What you will do » In the material, rewrite the stretch from the line containing "colorbar-swatch: [233, 10, 239, 21]" through the line containing "colorbar-row: +0: [233, 45, 285, 61]", substituting "scale-label" for every "colorbar-label" and leaving everything else as it is.

Dataset entries »

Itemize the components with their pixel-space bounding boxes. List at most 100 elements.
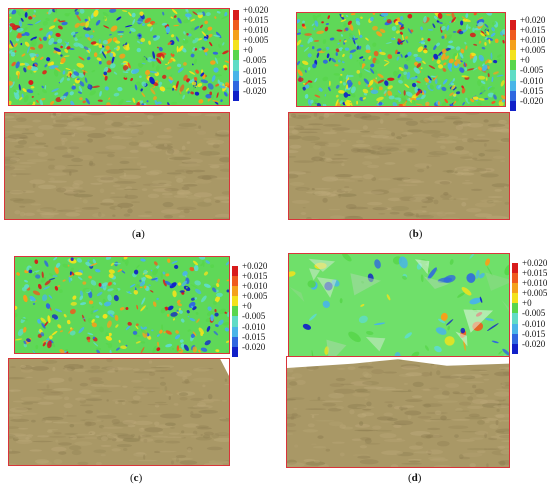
colorbar-swatch: [233, 10, 239, 21]
colorbar-label: -0.010: [522, 318, 546, 329]
colorbar-row: -0.010: [510, 76, 550, 91]
colorbar-row: -0.015: [233, 76, 285, 91]
colorbar-swatch: [512, 343, 518, 354]
colorbar-swatch: [510, 40, 516, 51]
colorbar-swatch: [233, 80, 239, 91]
colorbar-label: -0.010: [243, 65, 267, 76]
colorbar-label: -0.010: [242, 321, 266, 332]
surface-photo-b: [288, 112, 510, 220]
colorbar-swatch: [232, 306, 238, 317]
colorbar-label: -0.005: [243, 55, 267, 66]
colorbar-row: +0.010: [232, 281, 284, 297]
colorbar-label: +0.010: [242, 281, 268, 292]
surface-photo-c-graphic: [9, 359, 229, 465]
colorbar-label: +0: [243, 45, 253, 56]
colorbar-swatch: [233, 50, 239, 61]
deviation-map-c: [14, 256, 230, 354]
colorbar-label: -0.020: [242, 341, 266, 352]
colorbar-label: +0.010: [520, 35, 546, 46]
colorbar-row: +0: [512, 298, 550, 314]
colorbar-row: +0: [233, 45, 285, 61]
colorbar-swatch: [512, 333, 518, 344]
deviation-map-b-graphic: [297, 13, 505, 106]
colorbar-swatch: [232, 276, 238, 287]
colorbar-label: +0.015: [522, 268, 548, 279]
colorbar-swatch: [510, 50, 516, 61]
colorbar-row: +0.005: [233, 35, 285, 51]
colorbar-label: +0.020: [243, 5, 269, 15]
colorbar-row: -0.005: [233, 55, 285, 71]
colorbar-row: +0.010: [233, 25, 285, 41]
colorbar-swatch: [512, 263, 518, 274]
colorbar-swatch: [233, 20, 239, 31]
colorbar-swatch: [510, 70, 516, 81]
colorbar-row: -0.020: [510, 96, 550, 111]
colorbar-row: +0.005: [232, 291, 284, 307]
colorbar-label: -0.015: [242, 331, 266, 342]
deviation-map-a: [8, 8, 230, 106]
colorbar-label: -0.015: [522, 328, 546, 339]
colorbar-swatch: [232, 286, 238, 297]
colorbar-swatch: [510, 90, 516, 101]
colorbar-label: +0.020: [522, 258, 548, 268]
colorbar-label: +0: [242, 301, 252, 312]
caption-a: (a): [132, 228, 145, 240]
colorbar-row: +0: [510, 55, 550, 71]
colorbar-row: -0.020: [233, 86, 285, 101]
surface-photo-c: [8, 358, 230, 466]
colorbar-swatch: [232, 316, 238, 327]
deviation-map-c-graphic: [15, 257, 229, 353]
colorbar-label: -0.020: [520, 95, 544, 106]
colorbar-swatch: [233, 90, 239, 101]
colorbar-row: +0.010: [512, 278, 550, 294]
deviation-map-d: [288, 253, 510, 357]
colorbar-swatch: [512, 293, 518, 304]
colorbar-row: -0.020: [512, 339, 550, 354]
colorbar-label: +0.005: [243, 35, 269, 46]
colorbar-row: -0.010: [233, 66, 285, 81]
colorbar-swatch: [512, 313, 518, 324]
colorbar-row: -0.015: [510, 86, 550, 101]
colorbar-label: +0.020: [242, 261, 268, 271]
colorbar-row: -0.015: [512, 329, 550, 344]
colorbar-swatch: [232, 346, 238, 357]
colorbar-a: +0.020 +0.015 +0.010 +0.005 +0 -0.005 -0.010 -0…: [233, 5, 285, 101]
colorbar-label: -0.020: [522, 338, 546, 349]
colorbar-swatch: [233, 60, 239, 71]
caption-b: (b): [409, 228, 423, 240]
deviation-map-d-graphic: [289, 254, 509, 356]
colorbar-row: +0.015: [232, 271, 284, 287]
surface-photo-a-graphic: [5, 113, 229, 219]
colorbar-row: +0.020: [510, 15, 550, 31]
colorbar-row: -0.010: [232, 322, 284, 337]
colorbar-row: +0.020: [233, 5, 285, 21]
colorbar-label: +0.015: [243, 15, 269, 26]
colorbar-label: +0.005: [520, 45, 546, 56]
surface-photo-a: [4, 112, 230, 220]
colorbar-swatch: [510, 20, 516, 31]
colorbar-row: -0.005: [510, 65, 550, 81]
colorbar-swatch: [233, 40, 239, 51]
surface-photo-b-graphic: [289, 113, 509, 219]
colorbar-row: +0.015: [510, 25, 550, 41]
colorbar-swatch: [512, 273, 518, 284]
colorbar-swatch: [232, 266, 238, 277]
colorbar-swatch: [512, 283, 518, 294]
colorbar-label: +0: [520, 55, 530, 66]
colorbar-label: +0.010: [243, 25, 269, 36]
colorbar-label: +0.015: [242, 271, 268, 282]
colorbar-c: +0.020 +0.015 +0.010 +0.005 +0 -0.005 -0.010 -0…: [232, 261, 284, 357]
deviation-map-b: [296, 12, 506, 107]
colorbar-label: +0: [522, 298, 532, 309]
surface-photo-d-graphic: [287, 357, 509, 467]
colorbar-row: +0.020: [232, 261, 284, 277]
colorbar-row: -0.015: [232, 332, 284, 347]
colorbar-d: +0.020 +0.015 +0.010 +0.005 +0 -0.005 -0.010 -0…: [512, 258, 550, 354]
colorbar-label: -0.005: [242, 311, 266, 322]
colorbar-row: -0.005: [512, 308, 550, 324]
colorbar-row: -0.010: [512, 319, 550, 334]
colorbar-swatch: [232, 336, 238, 347]
colorbar-swatch: [510, 30, 516, 41]
colorbar-swatch: [510, 60, 516, 71]
colorbar-label: +0.015: [520, 25, 546, 36]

Solution to the problem »
colorbar-swatch: [233, 10, 239, 21]
scale-label: -0.010: [522, 318, 546, 329]
colorbar-row: -0.010: [510, 76, 550, 91]
colorbar-row: -0.015: [233, 76, 285, 91]
colorbar-swatch: [512, 343, 518, 354]
colorbar-swatch: [510, 40, 516, 51]
colorbar-swatch: [233, 80, 239, 91]
scale-label: -0.010: [243, 65, 267, 76]
scale-label: -0.010: [242, 321, 266, 332]
surface-photo-b: [288, 112, 510, 220]
colorbar-swatch: [232, 306, 238, 317]
scale-label: -0.005: [243, 55, 267, 66]
colorbar-row: +0.010: [232, 281, 284, 297]
scale-label: +0.010: [242, 281, 268, 292]
surface-photo-c-graphic: [9, 359, 229, 465]
scale-label: +0: [243, 45, 253, 56]
colorbar-swatch: [233, 50, 239, 61]
deviation-map-c: [14, 256, 230, 354]
scale-label: -0.020: [242, 341, 266, 352]
scale-label: +0.010: [520, 35, 546, 46]
colorbar-row: +0: [512, 298, 550, 314]
colorbar-row: +0: [233, 45, 285, 61]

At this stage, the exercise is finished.